## Requirements
Work out how many lines have "Partner" in them. Give only that number.

(Stored entries)

***

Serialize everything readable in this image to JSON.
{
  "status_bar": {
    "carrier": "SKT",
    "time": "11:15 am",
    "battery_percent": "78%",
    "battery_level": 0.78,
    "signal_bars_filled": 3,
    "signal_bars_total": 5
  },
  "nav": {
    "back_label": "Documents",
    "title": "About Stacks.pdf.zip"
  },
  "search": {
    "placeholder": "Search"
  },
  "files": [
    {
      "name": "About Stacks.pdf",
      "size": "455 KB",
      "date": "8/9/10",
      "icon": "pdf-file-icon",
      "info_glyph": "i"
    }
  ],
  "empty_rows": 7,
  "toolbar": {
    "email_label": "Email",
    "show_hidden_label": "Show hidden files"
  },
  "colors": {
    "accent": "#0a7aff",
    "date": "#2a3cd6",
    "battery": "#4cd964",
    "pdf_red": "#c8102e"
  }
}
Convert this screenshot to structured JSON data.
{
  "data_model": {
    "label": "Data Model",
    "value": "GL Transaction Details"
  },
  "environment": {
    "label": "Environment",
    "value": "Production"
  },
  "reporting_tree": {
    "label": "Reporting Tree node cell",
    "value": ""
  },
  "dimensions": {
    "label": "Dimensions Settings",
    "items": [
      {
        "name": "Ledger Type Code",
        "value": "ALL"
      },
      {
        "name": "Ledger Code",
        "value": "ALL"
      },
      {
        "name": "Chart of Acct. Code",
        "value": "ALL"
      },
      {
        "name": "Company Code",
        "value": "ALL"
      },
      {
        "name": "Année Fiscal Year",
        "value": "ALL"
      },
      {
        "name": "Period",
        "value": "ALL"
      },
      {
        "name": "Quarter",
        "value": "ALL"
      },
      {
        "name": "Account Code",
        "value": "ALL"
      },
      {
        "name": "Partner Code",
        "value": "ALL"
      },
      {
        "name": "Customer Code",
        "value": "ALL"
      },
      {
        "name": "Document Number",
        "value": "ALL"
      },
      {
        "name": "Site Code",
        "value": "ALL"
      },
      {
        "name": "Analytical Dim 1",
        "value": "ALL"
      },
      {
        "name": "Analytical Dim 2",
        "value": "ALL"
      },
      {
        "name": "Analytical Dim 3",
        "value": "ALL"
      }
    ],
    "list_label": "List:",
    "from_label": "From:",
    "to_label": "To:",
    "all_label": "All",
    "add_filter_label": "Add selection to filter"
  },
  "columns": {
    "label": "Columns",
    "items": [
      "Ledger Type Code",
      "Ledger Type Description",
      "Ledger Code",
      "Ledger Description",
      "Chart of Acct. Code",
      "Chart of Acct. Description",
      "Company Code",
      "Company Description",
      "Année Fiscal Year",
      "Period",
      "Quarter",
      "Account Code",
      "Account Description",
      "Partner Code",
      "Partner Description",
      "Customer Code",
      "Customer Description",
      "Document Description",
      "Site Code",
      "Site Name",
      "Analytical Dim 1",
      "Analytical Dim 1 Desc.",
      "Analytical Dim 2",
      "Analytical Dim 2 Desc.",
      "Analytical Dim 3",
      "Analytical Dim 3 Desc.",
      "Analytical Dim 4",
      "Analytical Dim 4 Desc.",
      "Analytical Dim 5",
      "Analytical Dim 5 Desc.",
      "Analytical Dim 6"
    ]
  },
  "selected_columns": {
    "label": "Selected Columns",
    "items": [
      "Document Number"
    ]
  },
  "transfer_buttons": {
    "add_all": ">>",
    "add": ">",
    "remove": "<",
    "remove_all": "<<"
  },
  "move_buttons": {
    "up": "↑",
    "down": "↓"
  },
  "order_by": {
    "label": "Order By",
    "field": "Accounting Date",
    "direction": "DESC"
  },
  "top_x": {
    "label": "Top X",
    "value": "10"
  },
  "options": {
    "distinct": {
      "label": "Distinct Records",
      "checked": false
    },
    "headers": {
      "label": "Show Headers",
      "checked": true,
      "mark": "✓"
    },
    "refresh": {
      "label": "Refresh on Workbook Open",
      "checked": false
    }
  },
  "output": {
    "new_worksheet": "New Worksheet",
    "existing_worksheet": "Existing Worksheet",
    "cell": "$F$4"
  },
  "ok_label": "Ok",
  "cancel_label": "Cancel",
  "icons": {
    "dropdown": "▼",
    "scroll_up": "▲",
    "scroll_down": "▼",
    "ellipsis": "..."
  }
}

***

## Full response
3